**Description of the task**
Print all records exactly, leaving nothing out.

◇ ◇ ◇ ◇ ◇

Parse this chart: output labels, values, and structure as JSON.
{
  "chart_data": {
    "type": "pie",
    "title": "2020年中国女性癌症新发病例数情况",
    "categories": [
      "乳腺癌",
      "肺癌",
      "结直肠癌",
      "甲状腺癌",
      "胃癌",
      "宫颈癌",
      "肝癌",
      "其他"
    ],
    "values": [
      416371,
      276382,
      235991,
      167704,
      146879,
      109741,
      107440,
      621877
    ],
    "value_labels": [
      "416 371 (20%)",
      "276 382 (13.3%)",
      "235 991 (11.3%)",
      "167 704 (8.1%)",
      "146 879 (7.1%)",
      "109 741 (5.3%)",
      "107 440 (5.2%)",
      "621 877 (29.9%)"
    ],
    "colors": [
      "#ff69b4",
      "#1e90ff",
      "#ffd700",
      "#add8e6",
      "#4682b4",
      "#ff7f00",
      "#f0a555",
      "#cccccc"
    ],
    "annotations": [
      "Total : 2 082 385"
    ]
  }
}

◇ ◇ ◇ ◇ ◇

**Full response**
Parse this chart: output labels, values, and structure as JSON.
{
  "chart_data": {
    "type": "pie",
    "title": "2020年中国女性癌症新发病例数情况",
    "categories": [
      "乳腺癌",
      "肺癌",
      "结直肠癌",
      "甲状腺癌",
      "胃癌",
      "宫颈癌",
      "肝癌",
      "其他"
    ],
    "values": [
      416371,
      276382,
      235991,
      167704,
      146879,
      109741,
      107440,
      621877
    ],
    "value_labels": [
      "416 371 (20%)",
      "276 382 (13.3%)",
      "235 991 (11.3%)",
      "167 704 (8.1%)",
      "146 879 (7.1%)",
      "109 741 (5.3%)",
      "107 440 (5.2%)",
      "621 877 (29.9%)"
    ],
    "colors": [
      "#ff69b4",
      "#1e90ff",
      "#ffd700",
      "#add8e6",
      "#4682b4",
      "#ff7f00",
      "#f0a555",
      "#cccccc"
    ],
    "annotations": [
      "Total : 2 082 385"
    ]
  }
}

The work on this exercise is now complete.